Exercise prompt: Reproduce all of the data exactly, with no line skipped.

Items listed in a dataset
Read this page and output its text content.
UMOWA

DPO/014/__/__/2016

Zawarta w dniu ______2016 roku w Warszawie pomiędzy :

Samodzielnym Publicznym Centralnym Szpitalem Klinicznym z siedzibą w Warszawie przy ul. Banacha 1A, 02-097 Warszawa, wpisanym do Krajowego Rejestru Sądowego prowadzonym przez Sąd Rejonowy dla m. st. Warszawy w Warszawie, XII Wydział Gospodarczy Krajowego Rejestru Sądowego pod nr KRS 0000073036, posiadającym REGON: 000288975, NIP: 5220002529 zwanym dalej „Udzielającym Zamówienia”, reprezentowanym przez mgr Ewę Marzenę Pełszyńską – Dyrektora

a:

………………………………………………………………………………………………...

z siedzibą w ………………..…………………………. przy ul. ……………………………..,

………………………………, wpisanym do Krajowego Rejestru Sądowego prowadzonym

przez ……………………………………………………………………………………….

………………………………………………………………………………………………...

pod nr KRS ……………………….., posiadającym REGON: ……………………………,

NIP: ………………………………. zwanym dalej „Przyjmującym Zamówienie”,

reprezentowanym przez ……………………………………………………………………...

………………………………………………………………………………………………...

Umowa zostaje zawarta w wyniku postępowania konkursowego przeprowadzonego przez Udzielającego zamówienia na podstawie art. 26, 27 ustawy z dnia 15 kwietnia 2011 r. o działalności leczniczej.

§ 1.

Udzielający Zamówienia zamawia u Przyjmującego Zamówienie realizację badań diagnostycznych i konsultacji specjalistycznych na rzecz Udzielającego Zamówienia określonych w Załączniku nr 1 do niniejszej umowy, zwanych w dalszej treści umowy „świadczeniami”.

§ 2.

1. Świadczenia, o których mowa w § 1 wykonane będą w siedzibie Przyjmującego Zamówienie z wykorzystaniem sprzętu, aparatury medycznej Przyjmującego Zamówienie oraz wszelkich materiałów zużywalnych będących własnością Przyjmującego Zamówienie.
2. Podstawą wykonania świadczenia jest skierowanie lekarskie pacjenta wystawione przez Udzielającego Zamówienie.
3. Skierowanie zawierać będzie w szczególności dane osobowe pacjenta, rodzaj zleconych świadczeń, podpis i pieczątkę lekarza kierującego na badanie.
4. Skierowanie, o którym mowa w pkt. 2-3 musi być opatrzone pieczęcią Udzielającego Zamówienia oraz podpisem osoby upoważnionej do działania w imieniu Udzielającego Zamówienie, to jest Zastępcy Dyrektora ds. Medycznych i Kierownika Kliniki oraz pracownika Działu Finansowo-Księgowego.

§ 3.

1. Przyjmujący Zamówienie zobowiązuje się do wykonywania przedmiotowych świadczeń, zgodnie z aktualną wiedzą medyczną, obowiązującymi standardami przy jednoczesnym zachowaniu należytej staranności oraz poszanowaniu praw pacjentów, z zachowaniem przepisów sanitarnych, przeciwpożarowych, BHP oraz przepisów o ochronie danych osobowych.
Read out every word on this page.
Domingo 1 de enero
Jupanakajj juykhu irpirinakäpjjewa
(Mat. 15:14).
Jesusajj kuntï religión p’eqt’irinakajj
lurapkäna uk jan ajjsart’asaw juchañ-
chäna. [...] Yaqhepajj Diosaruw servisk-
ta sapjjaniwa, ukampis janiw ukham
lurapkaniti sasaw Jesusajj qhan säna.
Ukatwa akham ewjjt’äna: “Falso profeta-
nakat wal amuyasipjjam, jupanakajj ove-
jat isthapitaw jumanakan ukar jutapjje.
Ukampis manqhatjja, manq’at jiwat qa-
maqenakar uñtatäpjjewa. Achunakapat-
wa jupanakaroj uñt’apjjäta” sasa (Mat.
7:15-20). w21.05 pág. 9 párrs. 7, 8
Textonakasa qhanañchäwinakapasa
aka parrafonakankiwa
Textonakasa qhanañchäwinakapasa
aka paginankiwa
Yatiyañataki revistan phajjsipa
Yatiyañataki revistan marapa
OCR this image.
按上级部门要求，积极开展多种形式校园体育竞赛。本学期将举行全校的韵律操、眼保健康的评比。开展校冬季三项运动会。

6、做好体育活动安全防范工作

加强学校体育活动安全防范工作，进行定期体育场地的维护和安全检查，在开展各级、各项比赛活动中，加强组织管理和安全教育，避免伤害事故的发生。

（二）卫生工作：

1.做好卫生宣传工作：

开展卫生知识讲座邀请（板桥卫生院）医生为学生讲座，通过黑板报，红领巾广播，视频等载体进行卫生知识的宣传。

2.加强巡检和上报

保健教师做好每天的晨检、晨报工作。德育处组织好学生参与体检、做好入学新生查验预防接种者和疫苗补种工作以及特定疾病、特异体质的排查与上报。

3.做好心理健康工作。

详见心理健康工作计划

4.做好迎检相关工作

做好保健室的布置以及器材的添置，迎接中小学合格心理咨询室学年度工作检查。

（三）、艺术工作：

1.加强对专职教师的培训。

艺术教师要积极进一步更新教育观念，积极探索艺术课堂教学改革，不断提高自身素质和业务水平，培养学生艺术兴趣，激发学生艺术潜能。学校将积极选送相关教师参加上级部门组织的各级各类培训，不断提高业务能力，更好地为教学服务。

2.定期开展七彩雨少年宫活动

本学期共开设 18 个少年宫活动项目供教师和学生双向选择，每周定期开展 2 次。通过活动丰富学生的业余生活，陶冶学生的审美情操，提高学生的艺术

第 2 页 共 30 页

The result:
Read this page and output its text content.
UMOWA

DPO/014/__/__/2016

Zawarta w dniu ______2016 roku w Warszawie pomiędzy :

Samodzielnym Publicznym Centralnym Szpitalem Klinicznym z siedzibą w Warszawie przy ul. Banacha 1A, 02-097 Warszawa, wpisanym do Krajowego Rejestru Sądowego prowadzonym przez Sąd Rejonowy dla m. st. Warszawy w Warszawie, XII Wydział Gospodarczy Krajowego Rejestru Sądowego pod nr KRS 0000073036, posiadającym REGON: 000288975, NIP: 5220002529 zwanym dalej „Udzielającym Zamówienia”, reprezentowanym przez mgr Ewę Marzenę Pełszyńską – Dyrektora

a:

………………………………………………………………………………………………...

z siedzibą w ………………..…………………………. przy ul. ……………………………..,

………………………………, wpisanym do Krajowego Rejestru Sądowego prowadzonym

przez ……………………………………………………………………………………….

………………………………………………………………………………………………...

pod nr KRS ……………………….., posiadającym REGON: ……………………………,

NIP: ………………………………. zwanym dalej „Przyjmującym Zamówienie”,

reprezentowanym przez ……………………………………………………………………...

………………………………………………………………………………………………...

Umowa zostaje zawarta w wyniku postępowania konkursowego przeprowadzonego przez Udzielającego zamówienia na podstawie art. 26, 27 ustawy z dnia 15 kwietnia 2011 r. o działalności leczniczej.

§ 1.

Udzielający Zamówienia zamawia u Przyjmującego Zamówienie realizację badań diagnostycznych i konsultacji specjalistycznych na rzecz Udzielającego Zamówienia określonych w Załączniku nr 1 do niniejszej umowy, zwanych w dalszej treści umowy „świadczeniami”.

§ 2.

1. Świadczenia, o których mowa w § 1 wykonane będą w siedzibie Przyjmującego Zamówienie z wykorzystaniem sprzętu, aparatury medycznej Przyjmującego Zamówienie oraz wszelkich materiałów zużywalnych będących własnością Przyjmującego Zamówienie.
2. Podstawą wykonania świadczenia jest skierowanie lekarskie pacjenta wystawione przez Udzielającego Zamówienie.
3. Skierowanie zawierać będzie w szczególności dane osobowe pacjenta, rodzaj zleconych świadczeń, podpis i pieczątkę lekarza kierującego na badanie.
4. Skierowanie, o którym mowa w pkt. 2-3 musi być opatrzone pieczęcią Udzielającego Zamówienia oraz podpisem osoby upoważnionej do działania w imieniu Udzielającego Zamówienie, to jest Zastępcy Dyrektora ds. Medycznych i Kierownika Kliniki oraz pracownika Działu Finansowo-Księgowego.

§ 3.

1. Przyjmujący Zamówienie zobowiązuje się do wykonywania przedmiotowych świadczeń, zgodnie z aktualną wiedzą medyczną, obowiązującymi standardami przy jednoczesnym zachowaniu należytej staranności oraz poszanowaniu praw pacjentów, z zachowaniem przepisów sanitarnych, przeciwpożarowych, BHP oraz przepisów o ochronie danych osobowych.
Read out every word on this page.
Domingo 1 de enero
Jupanakajj juykhu irpirinakäpjjewa
(Mat. 15:14).
Jesusajj kuntï religión p’eqt’irinakajj
lurapkäna uk jan ajjsart’asaw juchañ-
chäna. [...] Yaqhepajj Diosaruw servisk-
ta sapjjaniwa, ukampis janiw ukham
lurapkaniti sasaw Jesusajj qhan säna.
Ukatwa akham ewjjt’äna: “Falso profeta-
nakat wal amuyasipjjam, jupanakajj ove-
jat isthapitaw jumanakan ukar jutapjje.
Ukampis manqhatjja, manq’at jiwat qa-
maqenakar uñtatäpjjewa. Achunakapat-
wa jupanakaroj uñt’apjjäta” sasa (Mat.
7:15-20). w21.05 pág. 9 párrs. 7, 8
Textonakasa qhanañchäwinakapasa
aka parrafonakankiwa
Textonakasa qhanañchäwinakapasa
aka paginankiwa
Yatiyañataki revistan phajjsipa
Yatiyañataki revistan marapa
OCR this image.
按上级部门要求，积极开展多种形式校园体育竞赛。本学期将举行全校的韵律操、眼保健康的评比。开展校冬季三项运动会。

6、做好体育活动安全防范工作

加强学校体育活动安全防范工作，进行定期体育场地的维护和安全检查，在开展各级、各项比赛活动中，加强组织管理和安全教育，避免伤害事故的发生。

（二）卫生工作：

1.做好卫生宣传工作：

开展卫生知识讲座邀请（板桥卫生院）医生为学生讲座，通过黑板报，红领巾广播，视频等载体进行卫生知识的宣传。

2.加强巡检和上报

保健教师做好每天的晨检、晨报工作。德育处组织好学生参与体检、做好入学新生查验预防接种者和疫苗补种工作以及特定疾病、特异体质的排查与上报。

3.做好心理健康工作。

详见心理健康工作计划

4.做好迎检相关工作

做好保健室的布置以及器材的添置，迎接中小学合格心理咨询室学年度工作检查。

（三）、艺术工作：

1.加强对专职教师的培训。

艺术教师要积极进一步更新教育观念，积极探索艺术课堂教学改革，不断提高自身素质和业务水平，培养学生艺术兴趣，激发学生艺术潜能。学校将积极选送相关教师参加上级部门组织的各级各类培训，不断提高业务能力，更好地为教学服务。

2.定期开展七彩雨少年宫活动

本学期共开设 18 个少年宫活动项目供教师和学生双向选择，每周定期开展 2 次。通过活动丰富学生的业余生活，陶冶学生的审美情操，提高学生的艺术

第 2 页 共 30 页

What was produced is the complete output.